Answer with the number of lines in the listing below that contain the word "NATIKAČ", and nothing else.

-------- Records provided --------

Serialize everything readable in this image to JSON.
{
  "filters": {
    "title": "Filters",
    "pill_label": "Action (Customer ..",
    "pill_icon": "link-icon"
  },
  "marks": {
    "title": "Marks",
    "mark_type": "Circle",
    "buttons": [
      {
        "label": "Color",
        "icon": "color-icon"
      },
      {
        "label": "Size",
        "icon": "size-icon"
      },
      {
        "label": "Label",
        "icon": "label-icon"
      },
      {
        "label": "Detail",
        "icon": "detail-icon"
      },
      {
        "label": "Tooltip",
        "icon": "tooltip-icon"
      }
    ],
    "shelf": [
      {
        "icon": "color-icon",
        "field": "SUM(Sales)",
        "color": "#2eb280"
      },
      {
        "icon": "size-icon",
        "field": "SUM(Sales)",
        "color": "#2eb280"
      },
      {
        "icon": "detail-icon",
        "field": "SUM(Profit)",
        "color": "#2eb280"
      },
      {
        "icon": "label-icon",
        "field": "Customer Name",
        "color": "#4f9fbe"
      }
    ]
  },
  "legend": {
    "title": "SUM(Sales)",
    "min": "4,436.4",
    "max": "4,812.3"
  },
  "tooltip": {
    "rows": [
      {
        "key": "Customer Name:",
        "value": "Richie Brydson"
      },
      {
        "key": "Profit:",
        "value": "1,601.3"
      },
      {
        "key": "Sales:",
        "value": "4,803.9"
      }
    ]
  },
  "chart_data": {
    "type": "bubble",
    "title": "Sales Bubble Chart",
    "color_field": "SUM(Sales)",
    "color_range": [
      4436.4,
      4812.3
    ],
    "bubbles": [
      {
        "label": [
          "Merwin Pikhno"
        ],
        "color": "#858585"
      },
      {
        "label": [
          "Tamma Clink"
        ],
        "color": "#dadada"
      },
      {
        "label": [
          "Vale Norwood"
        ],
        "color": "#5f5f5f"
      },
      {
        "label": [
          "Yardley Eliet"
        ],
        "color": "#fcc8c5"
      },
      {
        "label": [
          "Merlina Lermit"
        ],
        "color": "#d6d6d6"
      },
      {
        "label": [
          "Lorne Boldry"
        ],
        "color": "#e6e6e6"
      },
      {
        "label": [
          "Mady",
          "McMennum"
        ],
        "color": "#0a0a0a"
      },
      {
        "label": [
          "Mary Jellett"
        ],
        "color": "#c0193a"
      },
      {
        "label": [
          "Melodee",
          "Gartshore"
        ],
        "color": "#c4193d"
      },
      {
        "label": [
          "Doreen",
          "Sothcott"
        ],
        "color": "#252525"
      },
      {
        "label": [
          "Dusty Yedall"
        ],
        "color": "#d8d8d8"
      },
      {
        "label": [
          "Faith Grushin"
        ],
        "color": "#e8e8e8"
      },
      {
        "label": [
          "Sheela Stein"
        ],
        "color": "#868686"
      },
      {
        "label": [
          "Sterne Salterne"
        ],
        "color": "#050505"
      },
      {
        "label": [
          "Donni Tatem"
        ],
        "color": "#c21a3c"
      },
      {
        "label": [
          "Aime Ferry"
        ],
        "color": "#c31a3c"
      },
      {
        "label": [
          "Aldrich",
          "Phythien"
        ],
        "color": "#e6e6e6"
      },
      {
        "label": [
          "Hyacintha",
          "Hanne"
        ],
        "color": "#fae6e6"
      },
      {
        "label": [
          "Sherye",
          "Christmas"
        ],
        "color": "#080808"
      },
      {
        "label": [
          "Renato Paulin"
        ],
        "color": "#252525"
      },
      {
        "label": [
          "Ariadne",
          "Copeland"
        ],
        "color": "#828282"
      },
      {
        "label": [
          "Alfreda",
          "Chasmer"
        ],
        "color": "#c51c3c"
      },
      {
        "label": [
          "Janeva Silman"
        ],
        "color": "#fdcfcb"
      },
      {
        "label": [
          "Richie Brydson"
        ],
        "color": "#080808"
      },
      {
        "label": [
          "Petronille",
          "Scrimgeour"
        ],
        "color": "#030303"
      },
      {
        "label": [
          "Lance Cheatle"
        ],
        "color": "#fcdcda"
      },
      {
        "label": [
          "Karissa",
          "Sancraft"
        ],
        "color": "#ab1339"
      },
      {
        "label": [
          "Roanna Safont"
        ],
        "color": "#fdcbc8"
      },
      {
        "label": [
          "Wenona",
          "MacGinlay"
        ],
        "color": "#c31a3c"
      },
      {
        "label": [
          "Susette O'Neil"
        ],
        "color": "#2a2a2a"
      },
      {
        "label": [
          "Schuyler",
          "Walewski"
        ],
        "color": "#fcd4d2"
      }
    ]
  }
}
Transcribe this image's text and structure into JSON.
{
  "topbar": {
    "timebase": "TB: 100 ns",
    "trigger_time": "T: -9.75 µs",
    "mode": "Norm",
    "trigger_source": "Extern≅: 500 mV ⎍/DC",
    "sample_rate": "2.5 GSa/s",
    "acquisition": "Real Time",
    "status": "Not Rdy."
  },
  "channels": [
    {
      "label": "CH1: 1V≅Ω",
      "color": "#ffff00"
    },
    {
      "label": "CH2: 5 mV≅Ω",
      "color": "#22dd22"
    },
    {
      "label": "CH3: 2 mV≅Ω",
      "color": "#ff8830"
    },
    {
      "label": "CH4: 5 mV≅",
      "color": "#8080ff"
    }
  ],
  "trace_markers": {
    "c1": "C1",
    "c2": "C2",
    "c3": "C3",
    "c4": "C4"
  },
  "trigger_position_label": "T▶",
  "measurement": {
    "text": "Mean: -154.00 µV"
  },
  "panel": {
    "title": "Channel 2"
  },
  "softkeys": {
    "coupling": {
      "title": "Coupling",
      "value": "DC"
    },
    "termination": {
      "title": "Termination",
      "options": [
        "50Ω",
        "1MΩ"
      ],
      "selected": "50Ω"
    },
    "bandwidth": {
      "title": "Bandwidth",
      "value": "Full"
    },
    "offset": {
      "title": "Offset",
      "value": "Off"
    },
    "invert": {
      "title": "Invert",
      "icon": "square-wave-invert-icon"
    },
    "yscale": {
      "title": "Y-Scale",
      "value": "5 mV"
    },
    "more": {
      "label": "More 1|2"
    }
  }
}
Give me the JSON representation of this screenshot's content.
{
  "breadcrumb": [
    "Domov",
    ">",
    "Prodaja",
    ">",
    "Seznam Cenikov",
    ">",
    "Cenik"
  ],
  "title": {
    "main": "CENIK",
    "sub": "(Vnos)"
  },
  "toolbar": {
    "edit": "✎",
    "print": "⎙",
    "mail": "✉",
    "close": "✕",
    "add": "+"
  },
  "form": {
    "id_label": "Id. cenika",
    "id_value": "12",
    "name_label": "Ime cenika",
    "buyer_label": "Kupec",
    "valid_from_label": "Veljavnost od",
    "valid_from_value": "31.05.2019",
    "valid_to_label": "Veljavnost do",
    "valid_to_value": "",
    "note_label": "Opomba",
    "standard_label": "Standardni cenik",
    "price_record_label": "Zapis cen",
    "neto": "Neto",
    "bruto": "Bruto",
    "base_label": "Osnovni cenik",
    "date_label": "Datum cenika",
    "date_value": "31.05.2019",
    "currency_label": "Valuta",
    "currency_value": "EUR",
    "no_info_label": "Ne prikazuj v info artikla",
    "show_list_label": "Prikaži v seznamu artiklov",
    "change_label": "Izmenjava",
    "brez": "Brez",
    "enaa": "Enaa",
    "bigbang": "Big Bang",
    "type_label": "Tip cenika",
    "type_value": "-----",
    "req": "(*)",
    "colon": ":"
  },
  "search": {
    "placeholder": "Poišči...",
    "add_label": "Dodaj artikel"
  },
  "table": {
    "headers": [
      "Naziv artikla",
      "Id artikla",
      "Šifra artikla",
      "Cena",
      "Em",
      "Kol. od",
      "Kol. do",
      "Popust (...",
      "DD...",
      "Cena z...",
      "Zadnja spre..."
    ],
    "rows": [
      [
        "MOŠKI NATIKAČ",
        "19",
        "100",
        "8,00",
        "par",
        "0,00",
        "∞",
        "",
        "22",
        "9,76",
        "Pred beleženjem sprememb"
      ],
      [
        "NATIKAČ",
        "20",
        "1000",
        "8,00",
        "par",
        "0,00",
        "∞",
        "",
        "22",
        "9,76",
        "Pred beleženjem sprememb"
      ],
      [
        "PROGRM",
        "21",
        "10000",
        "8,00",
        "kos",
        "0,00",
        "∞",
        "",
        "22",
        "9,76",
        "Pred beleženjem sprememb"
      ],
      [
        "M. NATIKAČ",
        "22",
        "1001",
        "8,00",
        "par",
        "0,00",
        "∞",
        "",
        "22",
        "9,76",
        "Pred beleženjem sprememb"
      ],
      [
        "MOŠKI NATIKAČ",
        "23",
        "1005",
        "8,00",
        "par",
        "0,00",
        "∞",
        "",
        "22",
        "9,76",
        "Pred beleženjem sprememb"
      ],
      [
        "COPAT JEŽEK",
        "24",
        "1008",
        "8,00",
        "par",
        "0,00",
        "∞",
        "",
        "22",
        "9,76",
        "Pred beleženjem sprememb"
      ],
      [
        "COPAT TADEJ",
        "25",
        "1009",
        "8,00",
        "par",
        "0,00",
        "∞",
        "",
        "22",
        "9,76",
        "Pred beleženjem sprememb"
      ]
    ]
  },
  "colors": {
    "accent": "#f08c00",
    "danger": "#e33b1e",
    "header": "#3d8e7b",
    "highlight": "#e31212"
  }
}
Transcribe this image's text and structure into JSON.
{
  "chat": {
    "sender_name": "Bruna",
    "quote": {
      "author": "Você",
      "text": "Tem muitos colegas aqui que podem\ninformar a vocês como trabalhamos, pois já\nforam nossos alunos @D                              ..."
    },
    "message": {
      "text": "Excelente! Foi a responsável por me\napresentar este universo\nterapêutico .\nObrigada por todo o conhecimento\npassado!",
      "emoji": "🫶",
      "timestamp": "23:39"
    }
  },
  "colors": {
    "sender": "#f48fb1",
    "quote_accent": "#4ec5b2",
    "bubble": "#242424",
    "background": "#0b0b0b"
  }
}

--------

- [Task result] 4